[start Given information]

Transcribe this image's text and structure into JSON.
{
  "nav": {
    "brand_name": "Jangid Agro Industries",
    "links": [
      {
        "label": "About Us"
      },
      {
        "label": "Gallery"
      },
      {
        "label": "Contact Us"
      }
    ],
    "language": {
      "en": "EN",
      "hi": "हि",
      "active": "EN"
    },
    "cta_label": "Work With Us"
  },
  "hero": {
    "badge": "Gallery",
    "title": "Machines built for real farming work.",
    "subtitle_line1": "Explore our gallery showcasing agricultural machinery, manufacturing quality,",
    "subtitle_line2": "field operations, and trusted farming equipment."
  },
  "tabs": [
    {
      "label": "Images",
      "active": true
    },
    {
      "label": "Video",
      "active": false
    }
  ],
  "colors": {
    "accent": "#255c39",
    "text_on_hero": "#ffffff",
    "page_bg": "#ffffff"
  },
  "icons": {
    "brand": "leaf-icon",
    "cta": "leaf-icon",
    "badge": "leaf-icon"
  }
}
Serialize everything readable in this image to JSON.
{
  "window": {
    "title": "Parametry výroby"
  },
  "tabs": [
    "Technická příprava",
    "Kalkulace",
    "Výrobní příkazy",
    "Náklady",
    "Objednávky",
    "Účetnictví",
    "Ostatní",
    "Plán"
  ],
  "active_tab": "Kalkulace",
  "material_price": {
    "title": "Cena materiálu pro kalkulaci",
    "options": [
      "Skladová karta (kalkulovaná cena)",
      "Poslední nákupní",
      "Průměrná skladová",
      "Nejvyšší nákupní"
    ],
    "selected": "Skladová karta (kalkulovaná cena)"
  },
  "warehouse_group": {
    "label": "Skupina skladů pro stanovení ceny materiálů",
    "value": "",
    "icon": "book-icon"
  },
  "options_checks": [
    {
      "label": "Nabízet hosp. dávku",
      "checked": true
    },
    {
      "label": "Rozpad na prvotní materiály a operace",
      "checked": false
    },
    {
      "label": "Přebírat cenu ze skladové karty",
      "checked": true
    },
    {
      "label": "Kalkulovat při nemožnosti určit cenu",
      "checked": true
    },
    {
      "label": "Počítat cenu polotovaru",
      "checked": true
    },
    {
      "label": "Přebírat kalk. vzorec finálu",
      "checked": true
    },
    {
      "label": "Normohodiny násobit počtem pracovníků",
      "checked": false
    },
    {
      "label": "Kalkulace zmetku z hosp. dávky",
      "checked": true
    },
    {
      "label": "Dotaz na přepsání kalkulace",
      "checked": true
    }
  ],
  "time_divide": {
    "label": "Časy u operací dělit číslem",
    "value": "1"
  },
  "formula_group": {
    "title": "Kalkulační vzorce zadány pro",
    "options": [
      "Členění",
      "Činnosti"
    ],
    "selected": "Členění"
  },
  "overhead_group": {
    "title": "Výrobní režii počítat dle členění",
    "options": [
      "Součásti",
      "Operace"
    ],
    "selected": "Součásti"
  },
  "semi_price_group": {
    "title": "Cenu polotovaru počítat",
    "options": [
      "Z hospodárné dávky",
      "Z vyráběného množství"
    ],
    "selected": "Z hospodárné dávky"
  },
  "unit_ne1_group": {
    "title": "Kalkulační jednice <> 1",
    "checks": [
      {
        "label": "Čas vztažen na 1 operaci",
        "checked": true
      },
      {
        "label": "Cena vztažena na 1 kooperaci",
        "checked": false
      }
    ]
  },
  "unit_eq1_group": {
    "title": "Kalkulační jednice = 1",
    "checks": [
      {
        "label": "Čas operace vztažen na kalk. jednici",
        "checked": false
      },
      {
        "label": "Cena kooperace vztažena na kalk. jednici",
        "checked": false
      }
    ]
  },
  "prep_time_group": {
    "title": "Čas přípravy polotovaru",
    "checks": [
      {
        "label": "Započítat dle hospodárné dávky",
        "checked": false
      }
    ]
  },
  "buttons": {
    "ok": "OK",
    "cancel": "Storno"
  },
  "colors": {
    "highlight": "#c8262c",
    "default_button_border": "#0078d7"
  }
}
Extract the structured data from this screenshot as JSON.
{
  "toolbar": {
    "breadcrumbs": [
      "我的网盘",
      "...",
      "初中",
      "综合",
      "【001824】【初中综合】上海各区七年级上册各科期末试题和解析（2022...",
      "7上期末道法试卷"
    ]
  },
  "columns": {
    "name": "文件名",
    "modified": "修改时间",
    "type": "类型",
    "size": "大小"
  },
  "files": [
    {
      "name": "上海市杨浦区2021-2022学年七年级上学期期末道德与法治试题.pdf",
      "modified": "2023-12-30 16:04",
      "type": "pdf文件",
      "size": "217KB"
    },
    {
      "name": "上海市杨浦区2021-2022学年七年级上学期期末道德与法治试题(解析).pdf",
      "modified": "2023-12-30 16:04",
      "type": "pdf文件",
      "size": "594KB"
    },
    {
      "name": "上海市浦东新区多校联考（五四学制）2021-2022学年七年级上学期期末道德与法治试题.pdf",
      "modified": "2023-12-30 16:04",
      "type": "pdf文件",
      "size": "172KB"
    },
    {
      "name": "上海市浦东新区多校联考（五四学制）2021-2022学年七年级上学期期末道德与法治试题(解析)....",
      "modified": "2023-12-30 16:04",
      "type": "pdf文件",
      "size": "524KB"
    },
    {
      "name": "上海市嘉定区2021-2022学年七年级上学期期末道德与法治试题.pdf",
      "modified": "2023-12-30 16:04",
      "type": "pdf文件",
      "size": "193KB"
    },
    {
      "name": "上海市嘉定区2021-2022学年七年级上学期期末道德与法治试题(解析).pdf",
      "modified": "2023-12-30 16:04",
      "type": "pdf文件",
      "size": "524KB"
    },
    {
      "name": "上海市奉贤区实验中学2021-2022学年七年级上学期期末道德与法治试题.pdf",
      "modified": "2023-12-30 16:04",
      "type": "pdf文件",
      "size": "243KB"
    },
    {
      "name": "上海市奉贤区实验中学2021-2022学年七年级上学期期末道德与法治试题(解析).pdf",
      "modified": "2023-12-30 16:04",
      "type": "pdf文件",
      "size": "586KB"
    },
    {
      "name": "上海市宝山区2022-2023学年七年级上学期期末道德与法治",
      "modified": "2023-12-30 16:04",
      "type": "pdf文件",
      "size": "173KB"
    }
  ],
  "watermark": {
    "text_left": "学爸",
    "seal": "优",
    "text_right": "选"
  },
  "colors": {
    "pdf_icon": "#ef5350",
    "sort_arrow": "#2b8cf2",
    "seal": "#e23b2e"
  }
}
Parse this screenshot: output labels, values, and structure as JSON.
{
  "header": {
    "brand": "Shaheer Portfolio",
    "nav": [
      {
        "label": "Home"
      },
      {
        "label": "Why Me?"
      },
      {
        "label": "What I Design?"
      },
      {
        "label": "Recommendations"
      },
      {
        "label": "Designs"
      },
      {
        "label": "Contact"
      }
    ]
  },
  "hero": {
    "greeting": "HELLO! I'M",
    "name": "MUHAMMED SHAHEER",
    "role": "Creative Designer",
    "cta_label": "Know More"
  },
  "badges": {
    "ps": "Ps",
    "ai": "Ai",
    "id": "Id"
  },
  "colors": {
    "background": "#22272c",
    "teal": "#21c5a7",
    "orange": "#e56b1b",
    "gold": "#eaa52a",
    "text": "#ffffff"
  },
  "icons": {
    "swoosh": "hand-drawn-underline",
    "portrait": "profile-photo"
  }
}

[end Given information]

Your task: Check every line of the data, and copy the ones that contain "Kalkulační".

Final answer:
    "title": "Kalkulační vzorce zadány pro",
    "title": "Kalkulační jednice <> 1",
    "title": "Kalkulační jednice = 1",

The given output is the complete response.